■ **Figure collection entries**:

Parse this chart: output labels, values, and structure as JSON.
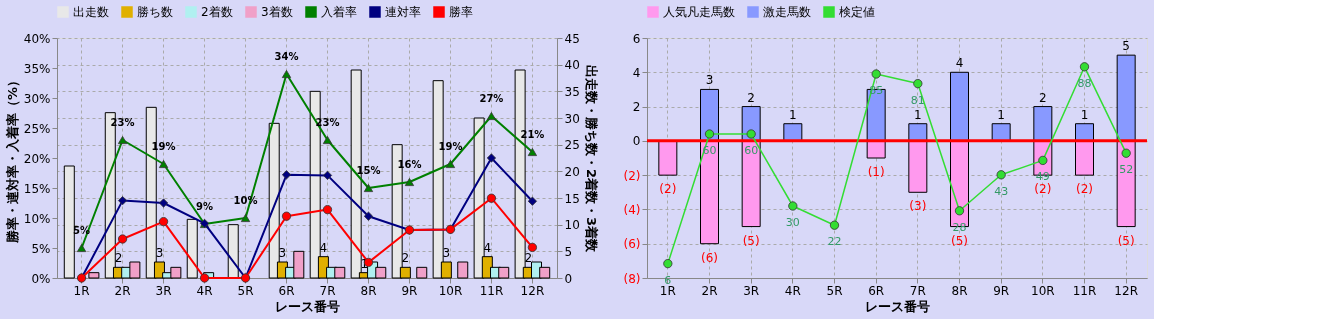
{
  "chart_data": [
    {
      "type": "bar",
      "categories": [
        "1R",
        "2R",
        "3R",
        "4R",
        "5R",
        "6R",
        "7R",
        "8R",
        "9R",
        "10R",
        "11R",
        "12R"
      ],
      "xlabel": "レース番号",
      "ylabel": "勝率・連対率・入着率（%）",
      "y2label": "出走数・勝ち数・2着数・3着数",
      "legend": "top",
      "grid": true,
      "ylim": [
        0,
        40
      ],
      "yticks": [
        {
          "value": 0,
          "label": "0%"
        },
        {
          "value": 5,
          "label": "5%"
        },
        {
          "value": 10,
          "label": "10%"
        },
        {
          "value": 15,
          "label": "15%"
        },
        {
          "value": 20,
          "label": "20%"
        },
        {
          "value": 25,
          "label": "25%"
        },
        {
          "value": 30,
          "label": "30%"
        },
        {
          "value": 35,
          "label": "35%"
        },
        {
          "value": 40,
          "label": "40%"
        }
      ],
      "y2lim": [
        0,
        45
      ],
      "y2ticks": [
        0,
        5,
        10,
        15,
        20,
        25,
        30,
        35,
        40,
        45
      ],
      "series": [
        {
          "name": "出走数",
          "axis": "y2",
          "color": "#e8e8e8",
          "values": [
            21,
            31,
            32,
            11,
            10,
            29,
            35,
            39,
            25,
            37,
            30,
            39
          ]
        },
        {
          "name": "勝ち数",
          "axis": "y2",
          "color": "#e0b000",
          "values": [
            0,
            2,
            3,
            0,
            0,
            3,
            4,
            1,
            2,
            3,
            4,
            2
          ],
          "value_labels": [
            null,
            "2",
            "3",
            null,
            null,
            "3",
            "4",
            "1",
            "2",
            "3",
            "4",
            "2"
          ]
        },
        {
          "name": "2着数",
          "axis": "y2",
          "color": "#b0f0f0",
          "values": [
            0,
            2,
            1,
            1,
            0,
            2,
            2,
            3,
            0,
            0,
            2,
            3
          ]
        },
        {
          "name": "3着数",
          "axis": "y2",
          "color": "#f0a0c8",
          "values": [
            1,
            3,
            2,
            0,
            0,
            5,
            2,
            2,
            2,
            3,
            2,
            2
          ]
        },
        {
          "name": "入着率",
          "type": "line",
          "axis": "y",
          "color": "#008000",
          "marker": "triangle",
          "values": [
            5,
            23,
            19,
            9,
            10,
            34,
            23,
            15,
            16,
            19,
            27,
            21
          ],
          "value_labels": [
            "5%",
            "23%",
            "19%",
            "9%",
            "10%",
            "34%",
            "23%",
            "15%",
            "16%",
            "19%",
            "27%",
            "21%"
          ]
        },
        {
          "name": "連対率",
          "type": "line",
          "axis": "y",
          "color": "#000080",
          "marker": "diamond",
          "values": [
            0,
            12.9,
            12.5,
            9.1,
            0,
            17.2,
            17.1,
            10.3,
            8.0,
            8.1,
            20.0,
            12.8
          ]
        },
        {
          "name": "勝率",
          "type": "line",
          "axis": "y",
          "color": "#ff0000",
          "marker": "circle",
          "values": [
            0,
            6.5,
            9.4,
            0,
            0,
            10.3,
            11.4,
            2.6,
            8.0,
            8.1,
            13.3,
            5.1
          ]
        }
      ]
    },
    {
      "type": "bar",
      "categories": [
        "1R",
        "2R",
        "3R",
        "4R",
        "5R",
        "6R",
        "7R",
        "8R",
        "9R",
        "10R",
        "11R",
        "12R"
      ],
      "xlabel": "レース番号",
      "legend": "top",
      "grid": true,
      "stacked": true,
      "ylim": [
        -8,
        6
      ],
      "yticks": [
        6,
        4,
        2,
        0,
        {
          "value": -2,
          "label": "(2)"
        },
        {
          "value": -4,
          "label": "(4)"
        },
        {
          "value": -6,
          "label": "(6)"
        },
        {
          "value": -8,
          "label": "(8)"
        }
      ],
      "y2lim": [
        0,
        100
      ],
      "ref_lines": [
        {
          "axis": "y",
          "value": 0,
          "color": "#ff0000"
        }
      ],
      "series": [
        {
          "name": "人気凡走馬数",
          "axis": "y",
          "color": "#ff99ee",
          "values": [
            -2,
            -6,
            -5,
            0,
            0,
            -1,
            -3,
            -5,
            0,
            -2,
            -2,
            -5
          ],
          "value_labels": [
            "(2)",
            "(6)",
            "(5)",
            null,
            null,
            "(1)",
            "(3)",
            "(5)",
            null,
            "(2)",
            "(2)",
            "(5)"
          ]
        },
        {
          "name": "激走馬数",
          "axis": "y",
          "color": "#8899ff",
          "values": [
            0,
            3,
            2,
            1,
            0,
            3,
            1,
            4,
            1,
            2,
            1,
            5
          ],
          "value_labels": [
            null,
            "3",
            "2",
            "1",
            null,
            null,
            "1",
            "4",
            "1",
            "2",
            "1",
            "5"
          ]
        },
        {
          "name": "検定値",
          "type": "line",
          "axis": "y2",
          "color": "#33dd33",
          "marker": "circle",
          "values": [
            6,
            60,
            60,
            30,
            22,
            85,
            81,
            28,
            43,
            49,
            88,
            52
          ],
          "value_labels": [
            "6",
            "60",
            "60",
            "30",
            "22",
            "85",
            "81",
            "28",
            "43",
            "49",
            "88",
            "52"
          ]
        }
      ]
    }
  ]
}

■ **Problem to solve**: In the copy, include all records verbatim but no images.

■ **Answer for this exercise**:
Parse this chart: output labels, values, and structure as JSON.
{
  "chart_data": [
    {
      "type": "bar",
      "categories": [
        "1R",
        "2R",
        "3R",
        "4R",
        "5R",
        "6R",
        "7R",
        "8R",
        "9R",
        "10R",
        "11R",
        "12R"
      ],
      "xlabel": "レース番号",
      "ylabel": "勝率・連対率・入着率（%）",
      "y2label": "出走数・勝ち数・2着数・3着数",
      "legend": "top",
      "grid": true,
      "ylim": [
        0,
        40
      ],
      "yticks": [
        {
          "value": 0,
          "label": "0%"
        },
        {
          "value": 5,
          "label": "5%"
        },
        {
          "value": 10,
          "label": "10%"
        },
        {
          "value": 15,
          "label": "15%"
        },
        {
          "value": 20,
          "label": "20%"
        },
        {
          "value": 25,
          "label": "25%"
        },
        {
          "value": 30,
          "label": "30%"
        },
        {
          "value": 35,
          "label": "35%"
        },
        {
          "value": 40,
          "label": "40%"
        }
      ],
      "y2lim": [
        0,
        45
      ],
      "y2ticks": [
        0,
        5,
        10,
        15,
        20,
        25,
        30,
        35,
        40,
        45
      ],
      "series": [
        {
          "name": "出走数",
          "axis": "y2",
          "color": "#e8e8e8",
          "values": [
            21,
            31,
            32,
            11,
            10,
            29,
            35,
            39,
            25,
            37,
            30,
            39
          ]
        },
        {
          "name": "勝ち数",
          "axis": "y2",
          "color": "#e0b000",
          "values": [
            0,
            2,
            3,
            0,
            0,
            3,
            4,
            1,
            2,
            3,
            4,
            2
          ],
          "value_labels": [
            null,
            "2",
            "3",
            null,
            null,
            "3",
            "4",
            "1",
            "2",
            "3",
            "4",
            "2"
          ]
        },
        {
          "name": "2着数",
          "axis": "y2",
          "color": "#b0f0f0",
          "values": [
            0,
            2,
            1,
            1,
            0,
            2,
            2,
            3,
            0,
            0,
            2,
            3
          ]
        },
        {
          "name": "3着数",
          "axis": "y2",
          "color": "#f0a0c8",
          "values": [
            1,
            3,
            2,
            0,
            0,
            5,
            2,
            2,
            2,
            3,
            2,
            2
          ]
        },
        {
          "name": "入着率",
          "type": "line",
          "axis": "y",
          "color": "#008000",
          "marker": "triangle",
          "values": [
            5,
            23,
            19,
            9,
            10,
            34,
            23,
            15,
            16,
            19,
            27,
            21
          ],
          "value_labels": [
            "5%",
            "23%",
            "19%",
            "9%",
            "10%",
            "34%",
            "23%",
            "15%",
            "16%",
            "19%",
            "27%",
            "21%"
          ]
        },
        {
          "name": "連対率",
          "type": "line",
          "axis": "y",
          "color": "#000080",
          "marker": "diamond",
          "values": [
            0,
            12.9,
            12.5,
            9.1,
            0,
            17.2,
            17.1,
            10.3,
            8.0,
            8.1,
            20.0,
            12.8
          ]
        },
        {
          "name": "勝率",
          "type": "line",
          "axis": "y",
          "color": "#ff0000",
          "marker": "circle",
          "values": [
            0,
            6.5,
            9.4,
            0,
            0,
            10.3,
            11.4,
            2.6,
            8.0,
            8.1,
            13.3,
            5.1
          ]
        }
      ]
    },
    {
      "type": "bar",
      "categories": [
        "1R",
        "2R",
        "3R",
        "4R",
        "5R",
        "6R",
        "7R",
        "8R",
        "9R",
        "10R",
        "11R",
        "12R"
      ],
      "xlabel": "レース番号",
      "legend": "top",
      "grid": true,
      "stacked": true,
      "ylim": [
        -8,
        6
      ],
      "yticks": [
        6,
        4,
        2,
        0,
        {
          "value": -2,
          "label": "(2)"
        },
        {
          "value": -4,
          "label": "(4)"
        },
        {
          "value": -6,
          "label": "(6)"
        },
        {
          "value": -8,
          "label": "(8)"
        }
      ],
      "y2lim": [
        0,
        100
      ],
      "ref_lines": [
        {
          "axis": "y",
          "value": 0,
          "color": "#ff0000"
        }
      ],
      "series": [
        {
          "name": "人気凡走馬数",
          "axis": "y",
          "color": "#ff99ee",
          "values": [
            -2,
            -6,
            -5,
            0,
            0,
            -1,
            -3,
            -5,
            0,
            -2,
            -2,
            -5
          ],
          "value_labels": [
            "(2)",
            "(6)",
            "(5)",
            null,
            null,
            "(1)",
            "(3)",
            "(5)",
            null,
            "(2)",
            "(2)",
            "(5)"
          ]
        },
        {
          "name": "激走馬数",
          "axis": "y",
          "color": "#8899ff",
          "values": [
            0,
            3,
            2,
            1,
            0,
            3,
            1,
            4,
            1,
            2,
            1,
            5
          ],
          "value_labels": [
            null,
            "3",
            "2",
            "1",
            null,
            null,
            "1",
            "4",
            "1",
            "2",
            "1",
            "5"
          ]
        },
        {
          "name": "検定値",
          "type": "line",
          "axis": "y2",
          "color": "#33dd33",
          "marker": "circle",
          "values": [
            6,
            60,
            60,
            30,
            22,
            85,
            81,
            28,
            43,
            49,
            88,
            52
          ],
          "value_labels": [
            "6",
            "60",
            "60",
            "30",
            "22",
            "85",
            "81",
            "28",
            "43",
            "49",
            "88",
            "52"
          ]
        }
      ]
    }
  ]
}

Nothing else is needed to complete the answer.